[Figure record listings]
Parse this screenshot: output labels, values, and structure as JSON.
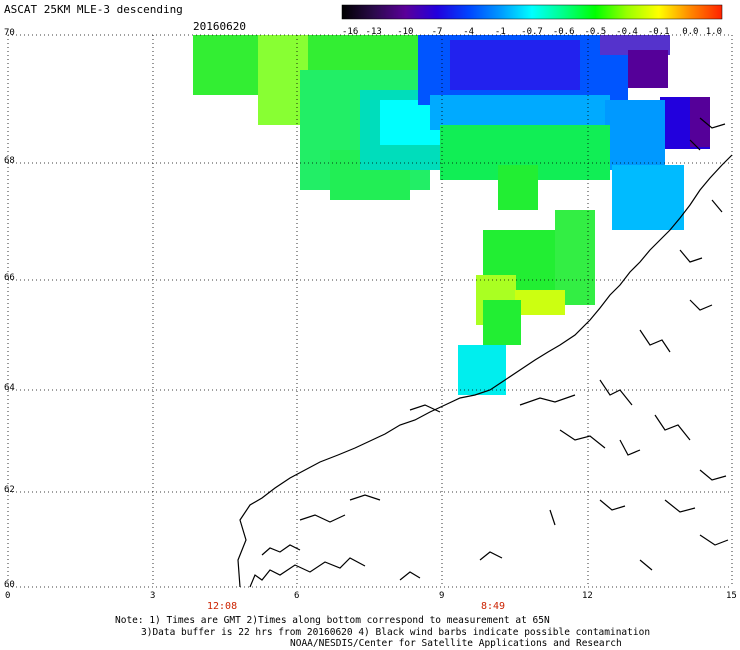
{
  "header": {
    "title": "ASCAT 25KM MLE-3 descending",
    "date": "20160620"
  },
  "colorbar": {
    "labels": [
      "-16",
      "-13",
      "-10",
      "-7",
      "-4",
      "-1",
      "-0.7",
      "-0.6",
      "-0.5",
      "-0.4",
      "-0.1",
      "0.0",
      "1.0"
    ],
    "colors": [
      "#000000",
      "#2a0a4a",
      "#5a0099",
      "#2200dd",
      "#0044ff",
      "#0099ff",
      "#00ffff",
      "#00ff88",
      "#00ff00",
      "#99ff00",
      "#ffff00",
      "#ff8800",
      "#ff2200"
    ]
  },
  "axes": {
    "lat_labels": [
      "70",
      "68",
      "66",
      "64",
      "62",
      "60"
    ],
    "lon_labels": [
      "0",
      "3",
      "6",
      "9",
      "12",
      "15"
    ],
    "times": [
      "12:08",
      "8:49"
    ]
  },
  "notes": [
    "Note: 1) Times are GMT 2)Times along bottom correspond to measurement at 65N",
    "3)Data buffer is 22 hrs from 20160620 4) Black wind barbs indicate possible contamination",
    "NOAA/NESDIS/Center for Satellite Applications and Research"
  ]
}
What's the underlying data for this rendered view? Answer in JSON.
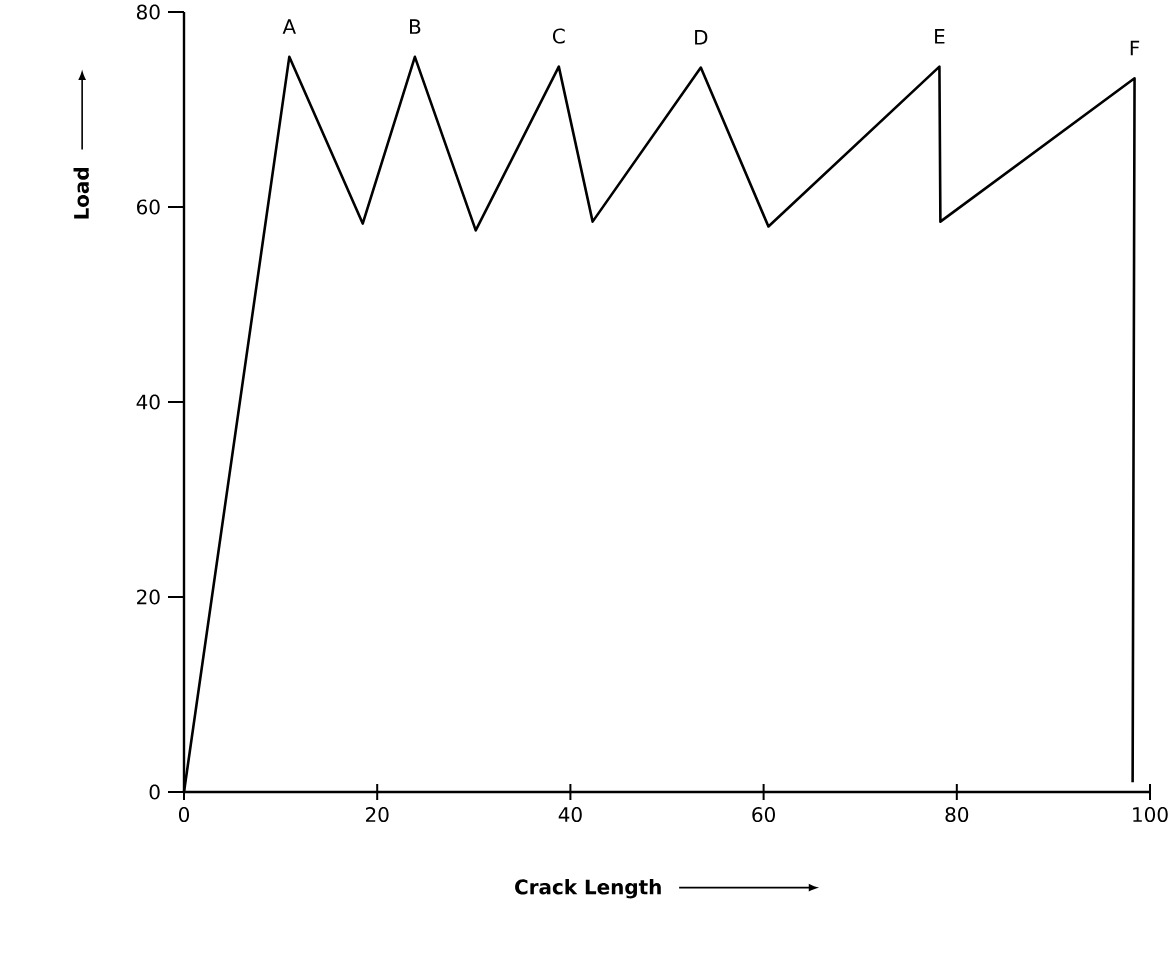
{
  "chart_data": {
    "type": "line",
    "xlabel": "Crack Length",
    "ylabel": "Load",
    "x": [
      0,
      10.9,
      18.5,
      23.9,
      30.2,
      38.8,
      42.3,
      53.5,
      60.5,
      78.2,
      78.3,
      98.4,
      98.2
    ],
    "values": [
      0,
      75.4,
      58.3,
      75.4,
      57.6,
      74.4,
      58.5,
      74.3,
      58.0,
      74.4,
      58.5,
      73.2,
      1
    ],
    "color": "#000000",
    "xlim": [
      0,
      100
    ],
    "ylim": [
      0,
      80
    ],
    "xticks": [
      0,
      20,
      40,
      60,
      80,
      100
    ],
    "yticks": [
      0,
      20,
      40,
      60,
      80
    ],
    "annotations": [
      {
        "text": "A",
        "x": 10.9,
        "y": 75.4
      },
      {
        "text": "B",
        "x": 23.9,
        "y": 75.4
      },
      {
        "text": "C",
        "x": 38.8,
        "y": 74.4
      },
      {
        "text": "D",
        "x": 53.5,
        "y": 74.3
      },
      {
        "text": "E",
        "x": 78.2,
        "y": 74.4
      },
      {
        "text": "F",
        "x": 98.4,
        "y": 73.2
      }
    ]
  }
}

EXERCISE
Check every line in the material above for the string "JSON", then give only the number of lines that have it.

TASK OUTPUT
2